**Exercise goal:** Leaving out all images, write out the records that follow exactly.

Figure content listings

■ ■ ■

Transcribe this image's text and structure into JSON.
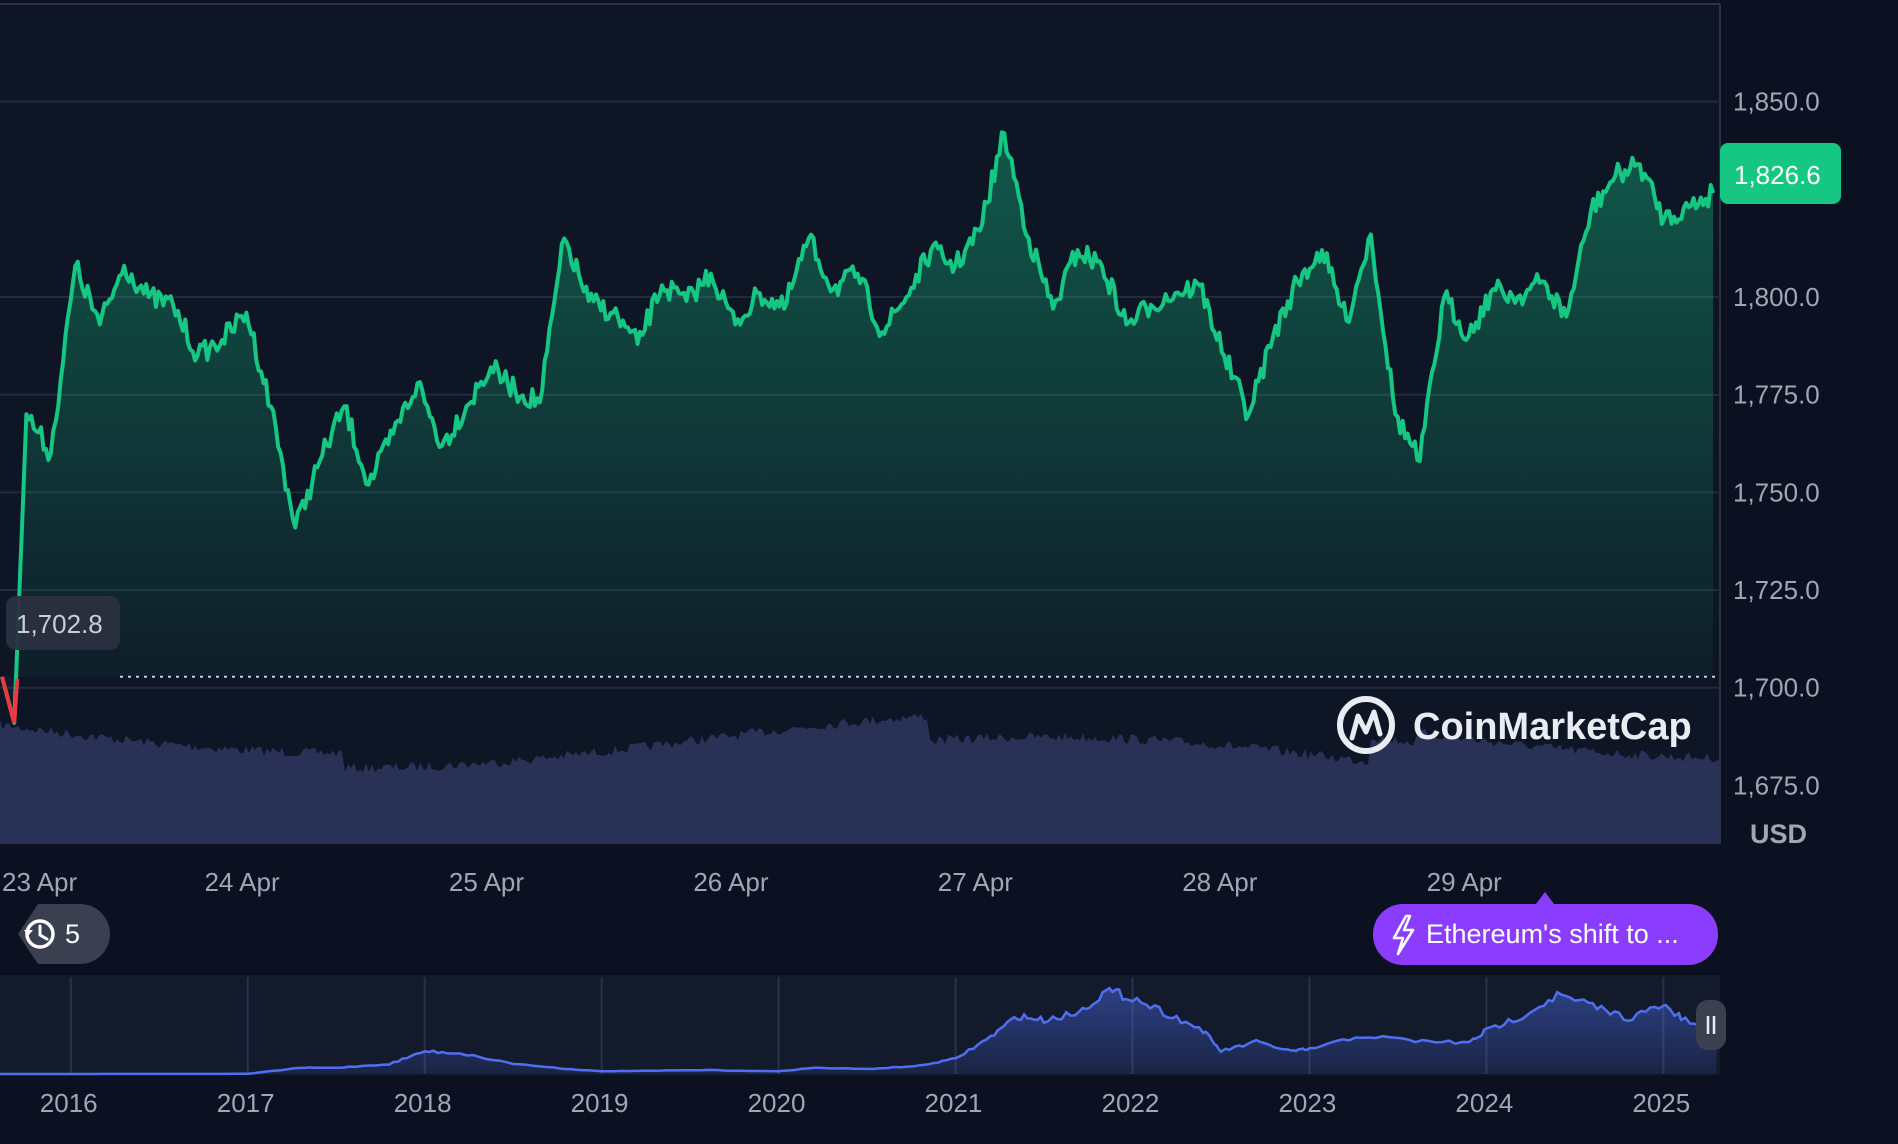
{
  "chart_data": [
    {
      "type": "line",
      "currency": "USD",
      "x_labels": [
        "23 Apr",
        "24 Apr",
        "25 Apr",
        "26 Apr",
        "27 Apr",
        "28 Apr",
        "29 Apr"
      ],
      "y_ticks": [
        "1,850.0",
        "1,800.0",
        "1,775.0",
        "1,750.0",
        "1,725.0",
        "1,700.0",
        "1,675.0"
      ],
      "y_tick_values": [
        1850,
        1800,
        1775,
        1750,
        1725,
        1700,
        1675
      ],
      "ylim": [
        1660,
        1875
      ],
      "current_price": 1826.6,
      "current_price_label": "1,826.6",
      "open_price": 1702.8,
      "open_price_label": "1,702.8",
      "line_color": "#16c784",
      "down_color": "#ea3943",
      "series": [
        {
          "x": [
            0,
            0.05,
            0.1,
            0.2,
            0.3,
            0.4,
            0.5,
            0.6,
            0.7,
            0.8,
            0.9,
            1.0,
            1.1,
            1.2,
            1.3,
            1.4,
            1.5,
            1.6,
            1.7,
            1.8,
            1.9,
            2.0,
            2.1,
            2.2,
            2.3,
            2.4,
            2.5,
            2.6,
            2.7,
            2.8,
            2.9,
            3.0,
            3.1,
            3.2,
            3.3,
            3.4,
            3.5,
            3.6,
            3.7,
            3.8,
            3.9,
            4.0,
            4.1,
            4.2,
            4.3,
            4.4,
            4.5,
            4.6,
            4.7,
            4.8,
            4.9,
            5.0,
            5.1,
            5.2,
            5.3,
            5.4,
            5.5,
            5.6,
            5.7,
            5.8,
            5.9,
            6.0,
            6.1,
            6.2,
            6.3,
            6.4,
            6.5,
            6.6,
            6.7,
            6.8,
            6.9,
            7.0
          ],
          "values": [
            1702.8,
            1691,
            1770,
            1760,
            1808,
            1793,
            1808,
            1800,
            1798,
            1785,
            1789,
            1796,
            1772,
            1741,
            1758,
            1772,
            1752,
            1765,
            1778,
            1762,
            1772,
            1782,
            1776,
            1773,
            1815,
            1799,
            1796,
            1788,
            1803,
            1799,
            1806,
            1793,
            1801,
            1797,
            1815,
            1802,
            1806,
            1791,
            1800,
            1812,
            1808,
            1817,
            1842,
            1815,
            1797,
            1812,
            1808,
            1793,
            1798,
            1801,
            1803,
            1785,
            1770,
            1790,
            1804,
            1812,
            1794,
            1816,
            1770,
            1758,
            1800,
            1790,
            1802,
            1800,
            1804,
            1795,
            1822,
            1831,
            1834,
            1820,
            1823,
            1826.6
          ]
        }
      ]
    },
    {
      "type": "area",
      "x_labels": [
        "2016",
        "2017",
        "2018",
        "2019",
        "2020",
        "2021",
        "2022",
        "2023",
        "2024",
        "2025"
      ],
      "line_color": "#4f6ff0",
      "series": [
        {
          "x": [
            2015.6,
            2016.0,
            2016.5,
            2017.0,
            2017.3,
            2017.5,
            2017.8,
            2018.0,
            2018.2,
            2018.5,
            2018.8,
            2019.0,
            2019.3,
            2019.6,
            2020.0,
            2020.2,
            2020.5,
            2020.8,
            2021.0,
            2021.2,
            2021.35,
            2021.5,
            2021.7,
            2021.85,
            2022.0,
            2022.2,
            2022.4,
            2022.5,
            2022.7,
            2022.9,
            2023.0,
            2023.3,
            2023.6,
            2023.9,
            2024.0,
            2024.2,
            2024.4,
            2024.6,
            2024.8,
            2025.0,
            2025.1,
            2025.3
          ],
          "values": [
            1,
            1,
            5,
            8,
            300,
            300,
            480,
            1100,
            1000,
            500,
            250,
            130,
            160,
            190,
            130,
            300,
            240,
            400,
            740,
            1800,
            2800,
            2600,
            3000,
            4000,
            3700,
            2900,
            2100,
            1100,
            1550,
            1100,
            1200,
            1850,
            1600,
            1500,
            2100,
            2800,
            3800,
            3300,
            2700,
            3300,
            2700,
            1800
          ]
        }
      ]
    }
  ],
  "badges": {
    "history_count": "5",
    "event_label": "Ethereum's shift to ...",
    "currency": "USD"
  },
  "brand": {
    "name": "CoinMarketCap"
  }
}
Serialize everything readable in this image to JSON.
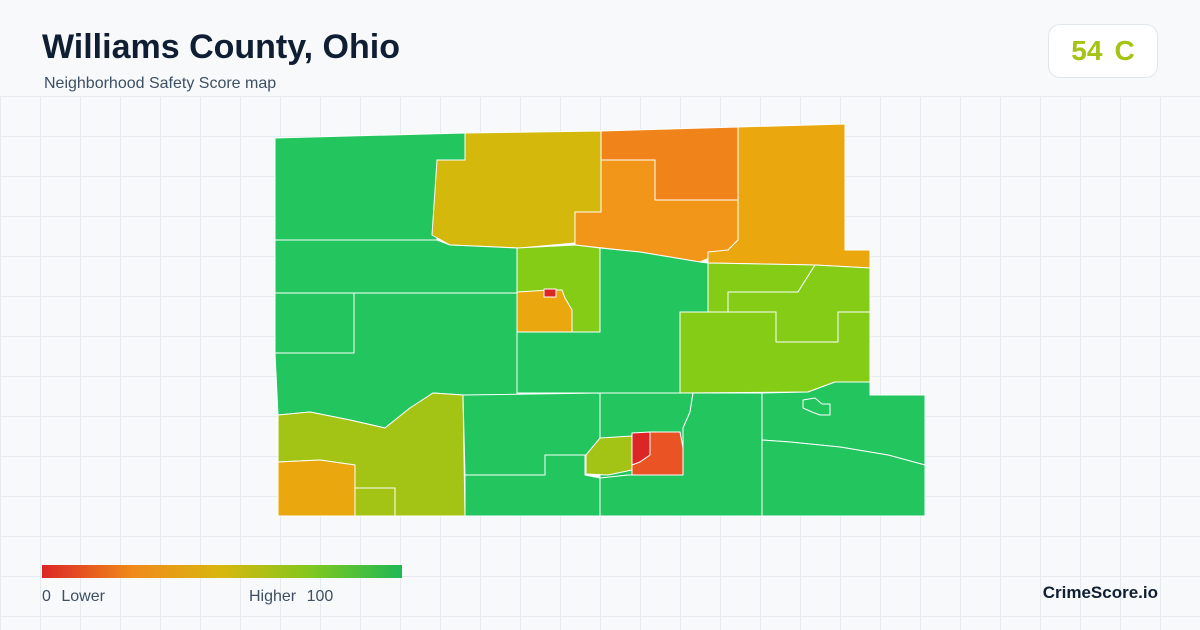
{
  "header": {
    "title": "Williams County, Ohio",
    "subtitle": "Neighborhood Safety Score map"
  },
  "score": {
    "value": "54",
    "grade": "C",
    "color": "#a3c414"
  },
  "legend": {
    "min_value": "0",
    "min_label": "Lower",
    "max_label": "Higher",
    "max_value": "100",
    "colors": [
      "#dc2626",
      "#f08a1a",
      "#d8b70e",
      "#7ec81f",
      "#1fb855"
    ]
  },
  "brand": "CrimeScore.io",
  "map_colors": {
    "green": "#22c55e",
    "yellow_green": "#a3c414",
    "lime": "#84cc16",
    "mustard": "#d4b80c",
    "amber": "#eaa80e",
    "orange": "#f2961a",
    "deep_orange": "#f0841a",
    "red_orange": "#ea5424",
    "red": "#dc2626"
  }
}
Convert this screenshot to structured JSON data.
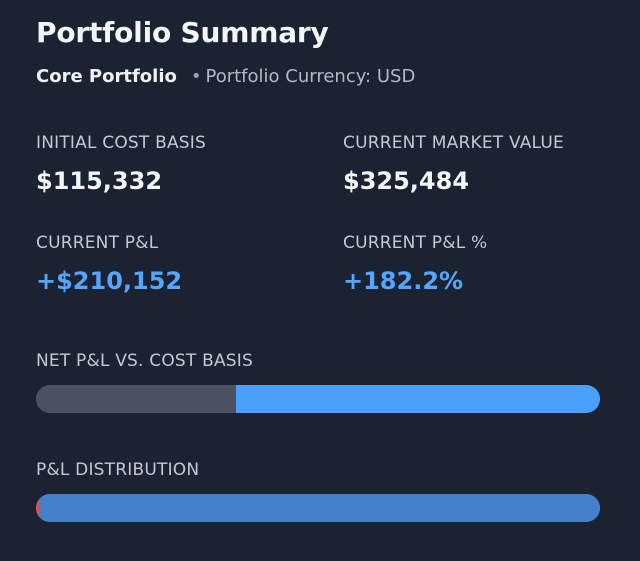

■ ■ ■

**The output:**
Transcribe this image's text and structure into JSON.
{
  "chart_data": [
    {
      "type": "line",
      "currency": "USD",
      "x_labels": [
        "23 Apr",
        "24 Apr",
        "25 Apr",
        "26 Apr",
        "27 Apr",
        "28 Apr",
        "29 Apr"
      ],
      "y_ticks": [
        "1,850.0",
        "1,800.0",
        "1,775.0",
        "1,750.0",
        "1,725.0",
        "1,700.0",
        "1,675.0"
      ],
      "y_tick_values": [
        1850,
        1800,
        1775,
        1750,
        1725,
        1700,
        1675
      ],
      "ylim": [
        1660,
        1875
      ],
      "current_price": 1826.6,
      "current_price_label": "1,826.6",
      "open_price": 1702.8,
      "open_price_label": "1,702.8",
      "line_color": "#16c784",
      "down_color": "#ea3943",
      "series": [
        {
          "x": [
            0,
            0.05,
            0.1,
            0.2,
            0.3,
            0.4,
            0.5,
            0.6,
            0.7,
            0.8,
            0.9,
            1.0,
            1.1,
            1.2,
            1.3,
            1.4,
            1.5,
            1.6,
            1.7,
            1.8,
            1.9,
            2.0,
            2.1,
            2.2,
            2.3,
            2.4,
            2.5,
            2.6,
            2.7,
            2.8,
            2.9,
            3.0,
            3.1,
            3.2,
            3.3,
            3.4,
            3.5,
            3.6,
            3.7,
            3.8,
            3.9,
            4.0,
            4.1,
            4.2,
            4.3,
            4.4,
            4.5,
            4.6,
            4.7,
            4.8,
            4.9,
            5.0,
            5.1,
            5.2,
            5.3,
            5.4,
            5.5,
            5.6,
            5.7,
            5.8,
            5.9,
            6.0,
            6.1,
            6.2,
            6.3,
            6.4,
            6.5,
            6.6,
            6.7,
            6.8,
            6.9,
            7.0
          ],
          "values": [
            1702.8,
            1691,
            1770,
            1760,
            1808,
            1793,
            1808,
            1800,
            1798,
            1785,
            1789,
            1796,
            1772,
            1741,
            1758,
            1772,
            1752,
            1765,
            1778,
            1762,
            1772,
            1782,
            1776,
            1773,
            1815,
            1799,
            1796,
            1788,
            1803,
            1799,
            1806,
            1793,
            1801,
            1797,
            1815,
            1802,
            1806,
            1791,
            1800,
            1812,
            1808,
            1817,
            1842,
            1815,
            1797,
            1812,
            1808,
            1793,
            1798,
            1801,
            1803,
            1785,
            1770,
            1790,
            1804,
            1812,
            1794,
            1816,
            1770,
            1758,
            1800,
            1790,
            1802,
            1800,
            1804,
            1795,
            1822,
            1831,
            1834,
            1820,
            1823,
            1826.6
          ]
        }
      ]
    },
    {
      "type": "area",
      "x_labels": [
        "2016",
        "2017",
        "2018",
        "2019",
        "2020",
        "2021",
        "2022",
        "2023",
        "2024",
        "2025"
      ],
      "line_color": "#4f6ff0",
      "series": [
        {
          "x": [
            2015.6,
            2016.0,
            2016.5,
            2017.0,
            2017.3,
            2017.5,
            2017.8,
            2018.0,
            2018.2,
            2018.5,
            2018.8,
            2019.0,
            2019.3,
            2019.6,
            2020.0,
            2020.2,
            2020.5,
            2020.8,
            2021.0,
            2021.2,
            2021.35,
            2021.5,
            2021.7,
            2021.85,
            2022.0,
            2022.2,
            2022.4,
            2022.5,
            2022.7,
            2022.9,
            2023.0,
            2023.3,
            2023.6,
            2023.9,
            2024.0,
            2024.2,
            2024.4,
            2024.6,
            2024.8,
            2025.0,
            2025.1,
            2025.3
          ],
          "values": [
            1,
            1,
            5,
            8,
            300,
            300,
            480,
            1100,
            1000,
            500,
            250,
            130,
            160,
            190,
            130,
            300,
            240,
            400,
            740,
            1800,
            2800,
            2600,
            3000,
            4000,
            3700,
            2900,
            2100,
            1100,
            1550,
            1100,
            1200,
            1850,
            1600,
            1500,
            2100,
            2800,
            3800,
            3300,
            2700,
            3300,
            2700,
            1800
          ]
        }
      ]
    }
  ],
  "badges": {
    "history_count": "5",
    "event_label": "Ethereum's shift to ...",
    "currency": "USD"
  },
  "brand": {
    "name": "CoinMarketCap"
  }
}
Serialize everything readable in this image to JSON.
{
  "header": {
    "title": "Williams County, Ohio",
    "subtitle": "Neighborhood Safety Score map"
  },
  "score": {
    "value": "54",
    "grade": "C",
    "color": "#a3c414"
  },
  "legend": {
    "min_value": "0",
    "min_label": "Lower",
    "max_label": "Higher",
    "max_value": "100",
    "colors": [
      "#dc2626",
      "#f08a1a",
      "#d8b70e",
      "#7ec81f",
      "#1fb855"
    ]
  },
  "brand": "CrimeScore.io",
  "map_colors": {
    "green": "#22c55e",
    "yellow_green": "#a3c414",
    "lime": "#84cc16",
    "mustard": "#d4b80c",
    "amber": "#eaa80e",
    "orange": "#f2961a",
    "deep_orange": "#f0841a",
    "red_orange": "#ea5424",
    "red": "#dc2626"
  }
}
Convert this screenshot to structured JSON data.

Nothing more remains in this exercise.